### What you should do
Examine the entries and show every line in which the word "color" is found.

(Records excerpted from a collection)
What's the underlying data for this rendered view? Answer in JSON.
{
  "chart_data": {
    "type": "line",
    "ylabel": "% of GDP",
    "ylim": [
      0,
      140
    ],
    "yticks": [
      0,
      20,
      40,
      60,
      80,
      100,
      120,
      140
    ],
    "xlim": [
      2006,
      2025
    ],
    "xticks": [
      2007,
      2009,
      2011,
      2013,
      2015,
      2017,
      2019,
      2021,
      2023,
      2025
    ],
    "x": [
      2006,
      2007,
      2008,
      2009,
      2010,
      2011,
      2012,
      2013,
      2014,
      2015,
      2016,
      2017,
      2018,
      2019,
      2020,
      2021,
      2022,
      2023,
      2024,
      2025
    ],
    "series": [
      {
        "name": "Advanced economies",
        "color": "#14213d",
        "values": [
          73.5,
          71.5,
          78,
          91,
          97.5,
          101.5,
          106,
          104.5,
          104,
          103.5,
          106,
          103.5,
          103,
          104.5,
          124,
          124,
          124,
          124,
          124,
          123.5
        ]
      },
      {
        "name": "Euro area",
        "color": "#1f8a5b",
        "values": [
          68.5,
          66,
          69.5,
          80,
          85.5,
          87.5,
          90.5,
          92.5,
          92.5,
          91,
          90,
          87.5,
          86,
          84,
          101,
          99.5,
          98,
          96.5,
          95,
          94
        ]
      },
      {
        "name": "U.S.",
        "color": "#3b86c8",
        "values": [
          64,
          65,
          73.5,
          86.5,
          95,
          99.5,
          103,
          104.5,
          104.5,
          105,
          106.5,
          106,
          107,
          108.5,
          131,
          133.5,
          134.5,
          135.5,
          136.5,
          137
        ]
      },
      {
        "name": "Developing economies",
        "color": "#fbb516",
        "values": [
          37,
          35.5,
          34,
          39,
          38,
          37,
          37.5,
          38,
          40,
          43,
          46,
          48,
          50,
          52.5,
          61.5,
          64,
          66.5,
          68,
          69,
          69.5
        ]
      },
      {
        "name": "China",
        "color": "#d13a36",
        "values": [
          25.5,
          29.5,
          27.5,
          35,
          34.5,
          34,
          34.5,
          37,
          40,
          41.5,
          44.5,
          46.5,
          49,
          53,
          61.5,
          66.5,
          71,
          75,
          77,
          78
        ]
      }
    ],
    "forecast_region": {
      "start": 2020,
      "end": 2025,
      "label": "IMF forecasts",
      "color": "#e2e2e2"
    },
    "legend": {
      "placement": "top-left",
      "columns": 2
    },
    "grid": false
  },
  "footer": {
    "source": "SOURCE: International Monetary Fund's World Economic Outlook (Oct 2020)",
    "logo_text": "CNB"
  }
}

### Solution
        "color": "#14213d",
        "color": "#1f8a5b",
        "color": "#3b86c8",
        "color": "#fbb516",
        "color": "#d13a36",
      "color": "#e2e2e2"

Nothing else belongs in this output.